— Given task A —
Decide whether each statement agrees with the film review below, answering yes or no and quoting the words from the review that settle it: (i) Ibrahim and Adama are half-brothers. (ii) Ibrahim hides his stash in his own apartment. (iii) Adama gains his eyesight after committing murder.
— Given task B —
Answer these questions from the film review below:
(i) Who directed In His Shadow?
(ii) Which actor plays Ibrahim?
(iii) What form does Ibrahim's punishment take?
— Given task C —
Extend the film review of In His Shadow below, picking up right after its final sentence.

Marc Fouchard's In His Shadow promises wild possibilities. It comes with family drama, witchcraft, and gang wars. The opening scenes are so energetic they have a rapturous effect. The movie initially comes across as unpredictable, given it opens with a witch, cuts to two friends talking, and then swings back into a flashback scene. But the joy slowly dissipates, and you finally realize that In His Shadow is just another conventional movie. It wants to be all smart and stylish, though it mostly appears impersonal.
The movie is most active when the characters are assaulted. When Adama (Alassane Diong) is beaten up by Ibrahim's men, we briefly notice a figure in red. Ibrahim (Kaaris) and Adama are half-brothers. They are incompatible with each other, but Ibrahim remarks he will take care of Adama after the death of their father. So Ibrahim not only puts cash on the table but also hides his stash inside Adama's apartment. That stash gets stolen by members of another gang, and when Adama goes to talk to the gang leader, Ibrahim thinks his half-brother might have been involved with his rivals. Hence, the beatings.
Ibrahim refers to Adama as his half-brother. But the family insists they are brothers. It's a sin to kidnap and torture your own brother, which is why Ibrahim receives punishment in the form of someone's death. In His Shadow has no place for innocence. In fact, the characters are rewarded for shaking hands with corruption. Adama gains his eyesight after meeting a witch, and the vision only gets clearer when he commits murder. He emerges as the winner because he plays a deceptive game and manipulates the violent gang members. The phrase, "Embrace your weakness. Look to make it your strength," is more cunning and less motivational.

— Given information —
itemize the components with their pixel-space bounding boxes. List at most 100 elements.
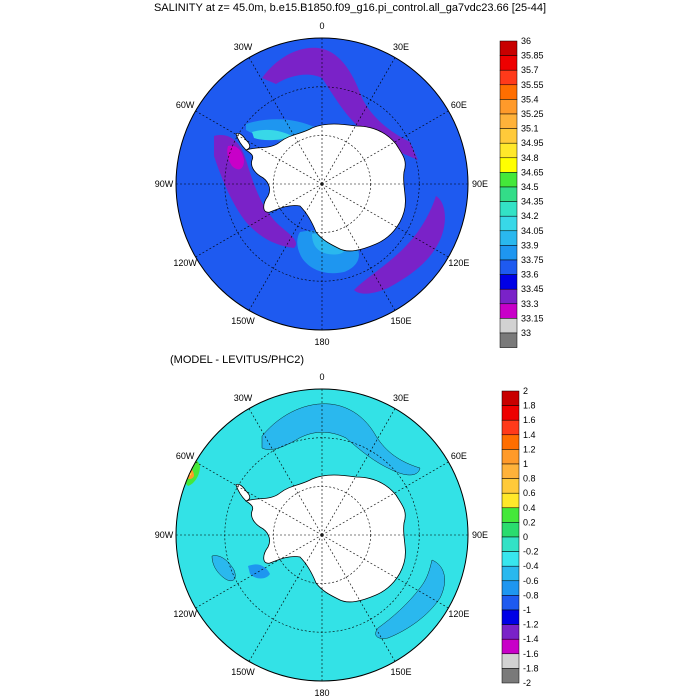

— Final result A —
(i) Yes: "Ibrahim (Kaaris) and Adama are half-brothers."
(ii) No: "hides his stash inside Adama's apartment."
(iii) No: "Adama gains his eyesight after meeting a witch."

— Final result B —
(i) Marc Fouchard
(ii) Kaaris
(iii) Someone's death

— Final result C —
Yet, despite all these touches, In His Shadow fails to strike an emotional chord. It always keeps you at arm's length. When an animal is stabbed or during a chase sequence, the pulse of the movie rises, though all it does is grab the audience by the shoulders and shake them. "Look at this and feel something!" it screams at us. You hear a sad score when a human and a dog lie side by side on the ground. It's just the movie straining itself for an emotional effect. In His Shadow does everything it can, but it still fails to make us care for anyone. You also don't feel excited or say, "Aha!" when Adama wins in the end. Forget excitement or any other sentiment. All you are left with is a blank expression.
One of the advantages of being blind, In His Shadow tells us, is that no one suspects you of being a criminal. You cannot help but recall Sriram Raghavan's Andhadhun, where Akash, a piano player, similarly informed us about the advantages of being a blind person. Raghavan's movie has style, suspense, and substance. You are on edge from the beginning to the end. Andhadhun also greatly benefitted from the presence (and performances) of actors like Ayushmann Khurrana, Radhika Apte, and an outstanding Tabu. The actors in In His Shadows don't offer us the same rewards. They seem to be dutifully following the screenplay, telling us precisely whatever it is that's fed to them. Nobody is terrible. However, no one is more than just watchable. If you want to watch a movie about a "blind" man who survives through deception, go for Andhadhun.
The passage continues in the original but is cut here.